(Figure record extracts)
_ _ _ _ _

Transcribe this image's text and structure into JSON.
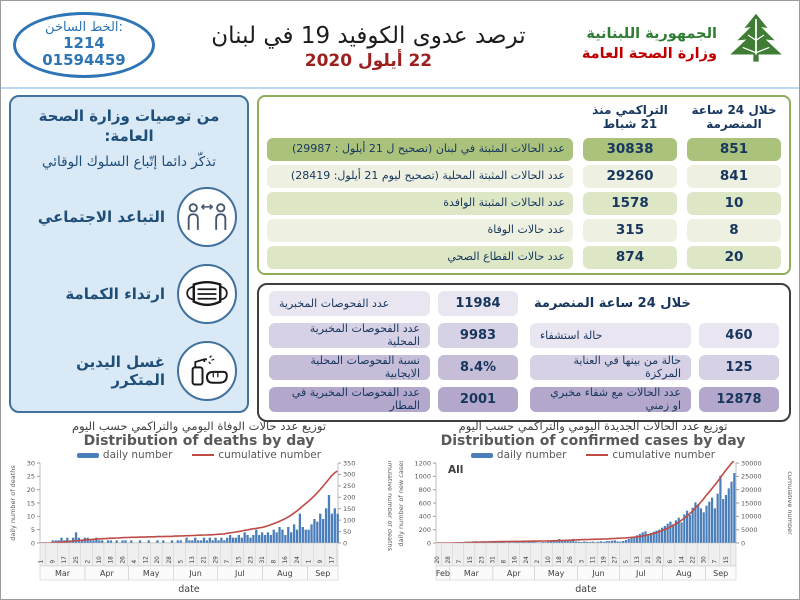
{
  "header": {
    "hotline": {
      "label": "الخط الساخن:",
      "number1": "1214",
      "number2": "01594459"
    },
    "title": "ترصد عدوى الكوفيد 19 في لبنان",
    "date": "22 أيلول 2020",
    "ministry": {
      "line1": "الجمهورية اللبنانية",
      "line2": "وزارة الصحة العامة"
    }
  },
  "sidebar": {
    "heading": "من توصيات وزارة الصحة العامة:",
    "subheading": "تذكّر دائما إتّباع السلوك الوقائي",
    "items": [
      {
        "label": "التباعد الاجتماعي",
        "icon": "social-distancing-icon"
      },
      {
        "label": "ارتداء الكمامة",
        "icon": "face-mask-icon"
      },
      {
        "label": "غسل اليدين المتكرر",
        "icon": "hand-washing-icon"
      }
    ]
  },
  "cases_table": {
    "col_24h": "خلال 24 ساعة المنصرمة",
    "col_cumulative": "التراكمي منذ 21 شباط",
    "rows": [
      {
        "label": "عدد الحالات المثبتة في لبنان  (تصحيح ل 21 أيلول : 29987)",
        "h24": "851",
        "cumulative": "30838"
      },
      {
        "label": "عدد الحالات المثبتة المحلية  (تصحيح ليوم 21 أيلول: 28419)",
        "h24": "841",
        "cumulative": "29260"
      },
      {
        "label": "عدد الحالات المثبتة الوافدة",
        "h24": "10",
        "cumulative": "1578"
      },
      {
        "label": "عدد حالات الوفاة",
        "h24": "8",
        "cumulative": "315"
      },
      {
        "label": "عدد حالات القطاع الصحي",
        "h24": "20",
        "cumulative": "874"
      }
    ]
  },
  "tests_panel": {
    "heading": "خلال 24 ساعة المنصرمة",
    "left_rows": [
      {
        "label": "عدد الفحوصات المخبرية",
        "value": "11984"
      },
      {
        "label": "عدد الفحوصات المخبرية المحلية",
        "value": "9983"
      },
      {
        "label": "نسبة الفحوصات المحلية الايجابية",
        "value": "8.4%"
      },
      {
        "label": "عدد الفحوصات المخبرية في المطار",
        "value": "2001"
      }
    ],
    "right_rows": [
      {
        "label": "حالة استشفاء",
        "value": "460"
      },
      {
        "label": "حالة من بينها في العناية المركزة",
        "value": "125"
      },
      {
        "label": "عدد الحالات مع شفاء مخبري او زمني",
        "value": "12878"
      }
    ]
  },
  "chart_data": [
    {
      "type": "bar",
      "title_ar": "توزيع عدد حالات  الوفاة اليومي والتراكمي حسب اليوم",
      "title": "Distribution of deaths by day",
      "xlabel": "date",
      "ylabel_left": "daily number of deaths",
      "ylabel_right": "cumulative number of deaths",
      "ylim_left": [
        0,
        30
      ],
      "yticks_left": [
        0,
        5,
        10,
        15,
        20,
        25,
        30
      ],
      "ylim_right": [
        0,
        350
      ],
      "yticks_right": [
        0,
        50,
        100,
        150,
        200,
        250,
        300,
        350
      ],
      "legend": [
        "daily number",
        "cumulative number"
      ],
      "colors": {
        "bar": "#4a7ebb",
        "line": "#bf4b47"
      },
      "n_days": 205,
      "sample_step": 2,
      "day_tick_step": 8,
      "day_tick_labels": [
        "1",
        "9",
        "17",
        "25",
        "2",
        "10",
        "18",
        "26",
        "4",
        "12",
        "20",
        "28",
        "5",
        "13",
        "21",
        "29",
        "7",
        "15",
        "23",
        "31",
        "8",
        "16",
        "24",
        "1",
        "9",
        "17"
      ],
      "months": [
        {
          "label": "Mar",
          "days": 31
        },
        {
          "label": "Apr",
          "days": 30
        },
        {
          "label": "May",
          "days": 31
        },
        {
          "label": "Jun",
          "days": 30
        },
        {
          "label": "Jul",
          "days": 31
        },
        {
          "label": "Aug",
          "days": 31
        },
        {
          "label": "Sep",
          "days": 21
        }
      ],
      "series": [
        {
          "name": "daily number",
          "kind": "bar",
          "values": [
            0,
            0,
            0,
            0,
            1,
            1,
            1,
            2,
            1,
            2,
            1,
            2,
            4,
            2,
            1,
            2,
            2,
            1,
            1,
            2,
            1,
            1,
            0,
            1,
            1,
            0,
            1,
            0,
            1,
            1,
            0,
            1,
            0,
            0,
            1,
            0,
            0,
            1,
            0,
            0,
            1,
            0,
            1,
            0,
            0,
            1,
            0,
            1,
            1,
            0,
            2,
            1,
            1,
            2,
            1,
            1,
            2,
            1,
            2,
            1,
            2,
            1,
            2,
            1,
            2,
            3,
            2,
            2,
            3,
            2,
            4,
            3,
            2,
            3,
            5,
            3,
            4,
            3,
            4,
            3,
            5,
            4,
            6,
            5,
            3,
            6,
            4,
            7,
            5,
            11,
            6,
            5,
            5,
            7,
            9,
            8,
            11,
            9,
            13,
            18,
            11,
            13,
            11
          ]
        },
        {
          "name": "cumulative number",
          "kind": "line",
          "values": [
            0,
            0,
            0,
            0,
            1,
            2,
            3,
            4,
            5,
            6,
            7,
            8,
            10,
            11,
            12,
            13,
            14,
            15,
            16,
            17,
            18,
            19,
            19,
            20,
            21,
            21,
            22,
            22,
            23,
            24,
            24,
            25,
            25,
            25,
            26,
            26,
            26,
            27,
            27,
            27,
            28,
            28,
            28,
            29,
            29,
            29,
            30,
            30,
            31,
            31,
            32,
            32,
            33,
            33,
            34,
            34,
            35,
            35,
            36,
            36,
            37,
            38,
            39,
            40,
            42,
            44,
            46,
            48,
            50,
            52,
            55,
            57,
            60,
            62,
            64,
            66,
            68,
            71,
            75,
            79,
            84,
            89,
            94,
            100,
            106,
            113,
            121,
            130,
            139,
            149,
            160,
            171,
            181,
            193,
            205,
            218,
            232,
            247,
            262,
            278,
            294,
            306,
            315
          ]
        }
      ]
    },
    {
      "type": "bar",
      "title_ar": "توزيع عدد الحالات الجديدة اليومي والتراكمي حسب اليوم",
      "title": "Distribution of confirmed cases by day",
      "corner_label": "All",
      "xlabel": "date",
      "ylabel_left": "daily number of new cases",
      "ylabel_right": "cumulative number",
      "ylim_left": [
        0,
        1200
      ],
      "yticks_left": [
        0,
        200,
        400,
        600,
        800,
        1000,
        1200
      ],
      "ylim_right": [
        0,
        30000
      ],
      "yticks_right": [
        0,
        5000,
        10000,
        15000,
        20000,
        25000,
        30000
      ],
      "legend": [
        "daily number",
        "cumulative number"
      ],
      "colors": {
        "bar": "#4a7ebb",
        "line": "#bf4b47"
      },
      "n_days": 216,
      "sample_step": 2,
      "day_tick_step": 8,
      "day_tick_labels": [
        "20",
        "28",
        "7",
        "15",
        "23",
        "31",
        "8",
        "16",
        "24",
        "2",
        "10",
        "18",
        "26",
        "3",
        "11",
        "19",
        "27",
        "5",
        "13",
        "21",
        "29",
        "6",
        "14",
        "22",
        "30",
        "7",
        "15"
      ],
      "months": [
        {
          "label": "Feb",
          "days": 10
        },
        {
          "label": "Mar",
          "days": 31
        },
        {
          "label": "Apr",
          "days": 30
        },
        {
          "label": "May",
          "days": 31
        },
        {
          "label": "Jun",
          "days": 30
        },
        {
          "label": "Jul",
          "days": 31
        },
        {
          "label": "Aug",
          "days": 31
        },
        {
          "label": "Sep",
          "days": 22
        }
      ],
      "series": [
        {
          "name": "daily number",
          "kind": "bar",
          "values": [
            0,
            1,
            2,
            2,
            3,
            4,
            8,
            10,
            12,
            15,
            18,
            22,
            20,
            25,
            28,
            22,
            18,
            26,
            20,
            24,
            30,
            16,
            12,
            20,
            14,
            10,
            16,
            8,
            12,
            14,
            10,
            18,
            12,
            20,
            16,
            25,
            10,
            8,
            14,
            12,
            20,
            30,
            36,
            28,
            60,
            32,
            45,
            38,
            30,
            62,
            24,
            20,
            15,
            25,
            18,
            14,
            22,
            12,
            20,
            25,
            18,
            30,
            28,
            35,
            40,
            25,
            22,
            30,
            45,
            60,
            75,
            95,
            115,
            135,
            160,
            175,
            130,
            150,
            170,
            185,
            200,
            230,
            255,
            290,
            320,
            280,
            340,
            380,
            310,
            430,
            485,
            420,
            530,
            610,
            580,
            520,
            460,
            560,
            620,
            680,
            520,
            740,
            1010,
            660,
            720,
            820,
            920,
            1050
          ]
        },
        {
          "name": "cumulative number",
          "kind": "line",
          "values": [
            0,
            1,
            3,
            5,
            8,
            13,
            26,
            42,
            61,
            85,
            115,
            150,
            187,
            225,
            262,
            297,
            330,
            360,
            388,
            415,
            446,
            485,
            505,
            525,
            541,
            556,
            570,
            582,
            594,
            605,
            617,
            630,
            644,
            658,
            673,
            700,
            717,
            730,
            745,
            760,
            778,
            798,
            822,
            850,
            882,
            918,
            958,
            1000,
            1045,
            1100,
            1160,
            1215,
            1252,
            1285,
            1316,
            1345,
            1374,
            1400,
            1428,
            1460,
            1496,
            1538,
            1585,
            1638,
            1698,
            1765,
            1810,
            1865,
            1930,
            2005,
            2090,
            2190,
            2308,
            2445,
            2605,
            2795,
            3020,
            3270,
            3550,
            3860,
            4200,
            4580,
            5010,
            5470,
            5970,
            6510,
            7100,
            7740,
            8440,
            9200,
            10020,
            10920,
            11890,
            12930,
            14040,
            15220,
            16470,
            17800,
            19020,
            20280,
            21580,
            22920,
            24300,
            25720,
            27180,
            28420,
            29720,
            30838
          ]
        }
      ]
    }
  ]
}
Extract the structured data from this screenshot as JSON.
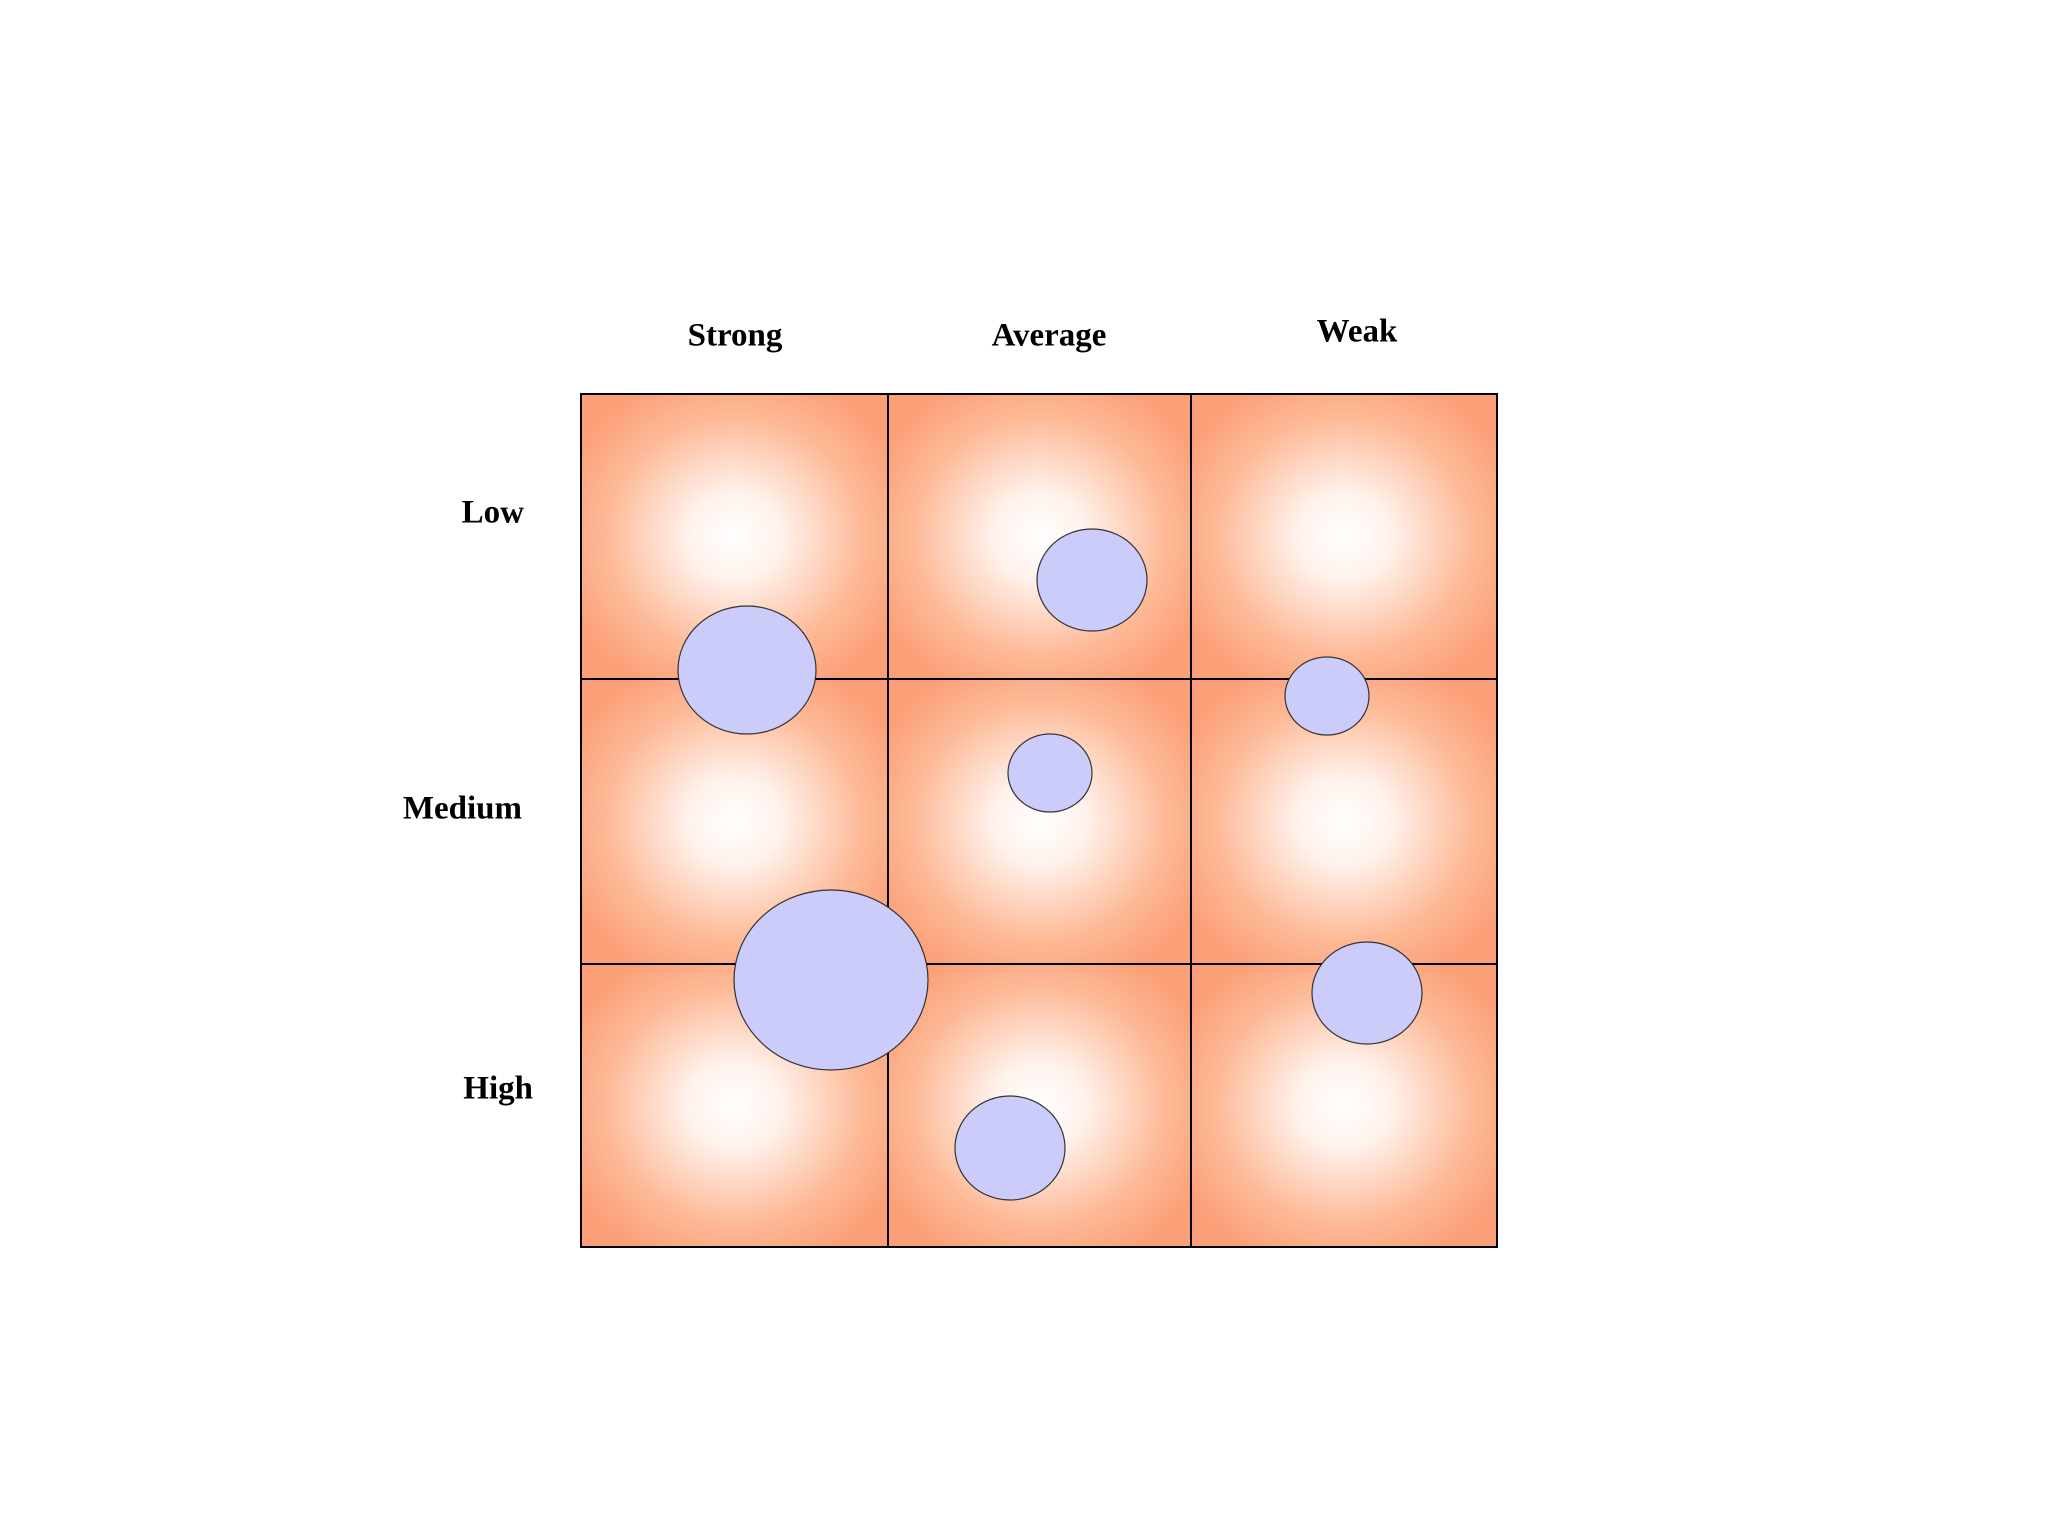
{
  "columns": [
    "Strong",
    "Average",
    "Weak"
  ],
  "rows": [
    "Low",
    "Medium",
    "High"
  ]
}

_ _ _ _ _

Directive:
Can the lines from the one with "Extract the structured" to the end of the records above be quoted exactly, both ends included, with every picture omitted?

Expected output:
Extract the structured data from this screenshot as JSON.
{
  "columns": [
    "Strong",
    "Average",
    "Weak"
  ],
  "rows": [
    "Low",
    "Medium",
    "High"
  ]
}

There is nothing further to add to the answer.